BEGIN Data rows

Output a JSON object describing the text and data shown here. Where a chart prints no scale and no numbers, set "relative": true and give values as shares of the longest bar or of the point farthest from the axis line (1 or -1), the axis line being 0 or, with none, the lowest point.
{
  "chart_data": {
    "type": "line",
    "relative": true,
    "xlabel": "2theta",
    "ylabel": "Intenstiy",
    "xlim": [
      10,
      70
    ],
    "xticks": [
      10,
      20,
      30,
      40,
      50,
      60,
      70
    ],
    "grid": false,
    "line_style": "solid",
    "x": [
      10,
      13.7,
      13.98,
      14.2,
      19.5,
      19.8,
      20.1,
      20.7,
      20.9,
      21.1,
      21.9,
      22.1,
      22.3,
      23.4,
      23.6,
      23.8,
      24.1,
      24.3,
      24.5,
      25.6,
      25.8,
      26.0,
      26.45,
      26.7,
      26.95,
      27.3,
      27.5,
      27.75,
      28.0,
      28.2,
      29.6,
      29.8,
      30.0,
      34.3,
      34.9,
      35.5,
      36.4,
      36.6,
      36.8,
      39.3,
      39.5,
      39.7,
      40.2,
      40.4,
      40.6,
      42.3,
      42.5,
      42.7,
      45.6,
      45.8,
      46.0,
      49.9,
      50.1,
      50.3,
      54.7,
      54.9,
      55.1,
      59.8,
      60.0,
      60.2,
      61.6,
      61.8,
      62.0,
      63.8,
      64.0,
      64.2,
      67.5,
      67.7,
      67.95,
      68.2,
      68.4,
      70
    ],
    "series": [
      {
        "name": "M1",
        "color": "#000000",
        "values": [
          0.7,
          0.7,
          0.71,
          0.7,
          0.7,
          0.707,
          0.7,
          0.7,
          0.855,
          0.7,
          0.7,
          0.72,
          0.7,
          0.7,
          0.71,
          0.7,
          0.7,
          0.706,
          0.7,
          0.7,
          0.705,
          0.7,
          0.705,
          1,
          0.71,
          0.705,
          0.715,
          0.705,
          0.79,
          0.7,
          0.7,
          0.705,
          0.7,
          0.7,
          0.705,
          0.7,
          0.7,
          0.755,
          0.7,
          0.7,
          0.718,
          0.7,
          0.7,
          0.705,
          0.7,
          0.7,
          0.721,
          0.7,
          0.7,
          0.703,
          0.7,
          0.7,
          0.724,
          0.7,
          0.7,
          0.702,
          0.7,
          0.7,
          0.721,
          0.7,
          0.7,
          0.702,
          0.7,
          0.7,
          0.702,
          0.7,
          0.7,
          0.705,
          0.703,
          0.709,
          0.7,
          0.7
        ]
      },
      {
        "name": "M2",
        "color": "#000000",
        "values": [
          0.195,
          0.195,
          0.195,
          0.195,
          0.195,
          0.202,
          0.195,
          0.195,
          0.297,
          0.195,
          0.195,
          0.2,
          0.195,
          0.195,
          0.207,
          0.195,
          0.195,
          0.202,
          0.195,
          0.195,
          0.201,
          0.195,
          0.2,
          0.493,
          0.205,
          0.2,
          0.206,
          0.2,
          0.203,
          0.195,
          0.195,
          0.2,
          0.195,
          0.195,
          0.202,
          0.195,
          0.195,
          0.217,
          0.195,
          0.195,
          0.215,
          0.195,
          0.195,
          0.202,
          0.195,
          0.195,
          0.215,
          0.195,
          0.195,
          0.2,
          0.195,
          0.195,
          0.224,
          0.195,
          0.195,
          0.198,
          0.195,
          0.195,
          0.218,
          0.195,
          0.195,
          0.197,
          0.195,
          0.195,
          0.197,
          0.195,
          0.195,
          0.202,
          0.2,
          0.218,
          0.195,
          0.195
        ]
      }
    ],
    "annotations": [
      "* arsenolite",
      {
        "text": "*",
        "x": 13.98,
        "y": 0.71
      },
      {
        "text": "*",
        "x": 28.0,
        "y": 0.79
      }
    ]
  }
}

END Data rows

=== Objective ===
Reproduce all the records precisely.

=== Solution for this task ===
Output a JSON object describing the text and data shown here. Where a chart prints no scale and no numbers, set "relative": true and give values as shares of the longest bar or of the point farthest from the axis line (1 or -1), the axis line being 0 or, with none, the lowest point.
{
  "chart_data": {
    "type": "line",
    "relative": true,
    "xlabel": "2theta",
    "ylabel": "Intenstiy",
    "xlim": [
      10,
      70
    ],
    "xticks": [
      10,
      20,
      30,
      40,
      50,
      60,
      70
    ],
    "grid": false,
    "line_style": "solid",
    "x": [
      10,
      13.7,
      13.98,
      14.2,
      19.5,
      19.8,
      20.1,
      20.7,
      20.9,
      21.1,
      21.9,
      22.1,
      22.3,
      23.4,
      23.6,
      23.8,
      24.1,
      24.3,
      24.5,
      25.6,
      25.8,
      26.0,
      26.45,
      26.7,
      26.95,
      27.3,
      27.5,
      27.75,
      28.0,
      28.2,
      29.6,
      29.8,
      30.0,
      34.3,
      34.9,
      35.5,
      36.4,
      36.6,
      36.8,
      39.3,
      39.5,
      39.7,
      40.2,
      40.4,
      40.6,
      42.3,
      42.5,
      42.7,
      45.6,
      45.8,
      46.0,
      49.9,
      50.1,
      50.3,
      54.7,
      54.9,
      55.1,
      59.8,
      60.0,
      60.2,
      61.6,
      61.8,
      62.0,
      63.8,
      64.0,
      64.2,
      67.5,
      67.7,
      67.95,
      68.2,
      68.4,
      70
    ],
    "series": [
      {
        "name": "M1",
        "color": "#000000",
        "values": [
          0.7,
          0.7,
          0.71,
          0.7,
          0.7,
          0.707,
          0.7,
          0.7,
          0.855,
          0.7,
          0.7,
          0.72,
          0.7,
          0.7,
          0.71,
          0.7,
          0.7,
          0.706,
          0.7,
          0.7,
          0.705,
          0.7,
          0.705,
          1,
          0.71,
          0.705,
          0.715,
          0.705,
          0.79,
          0.7,
          0.7,
          0.705,
          0.7,
          0.7,
          0.705,
          0.7,
          0.7,
          0.755,
          0.7,
          0.7,
          0.718,
          0.7,
          0.7,
          0.705,
          0.7,
          0.7,
          0.721,
          0.7,
          0.7,
          0.703,
          0.7,
          0.7,
          0.724,
          0.7,
          0.7,
          0.702,
          0.7,
          0.7,
          0.721,
          0.7,
          0.7,
          0.702,
          0.7,
          0.7,
          0.702,
          0.7,
          0.7,
          0.705,
          0.703,
          0.709,
          0.7,
          0.7
        ]
      },
      {
        "name": "M2",
        "color": "#000000",
        "values": [
          0.195,
          0.195,
          0.195,
          0.195,
          0.195,
          0.202,
          0.195,
          0.195,
          0.297,
          0.195,
          0.195,
          0.2,
          0.195,
          0.195,
          0.207,
          0.195,
          0.195,
          0.202,
          0.195,
          0.195,
          0.201,
          0.195,
          0.2,
          0.493,
          0.205,
          0.2,
          0.206,
          0.2,
          0.203,
          0.195,
          0.195,
          0.2,
          0.195,
          0.195,
          0.202,
          0.195,
          0.195,
          0.217,
          0.195,
          0.195,
          0.215,
          0.195,
          0.195,
          0.202,
          0.195,
          0.195,
          0.215,
          0.195,
          0.195,
          0.2,
          0.195,
          0.195,
          0.224,
          0.195,
          0.195,
          0.198,
          0.195,
          0.195,
          0.218,
          0.195,
          0.195,
          0.197,
          0.195,
          0.195,
          0.197,
          0.195,
          0.195,
          0.202,
          0.2,
          0.218,
          0.195,
          0.195
        ]
      }
    ],
    "annotations": [
      "* arsenolite",
      {
        "text": "*",
        "x": 13.98,
        "y": 0.71
      },
      {
        "text": "*",
        "x": 28.0,
        "y": 0.79
      }
    ]
  }
}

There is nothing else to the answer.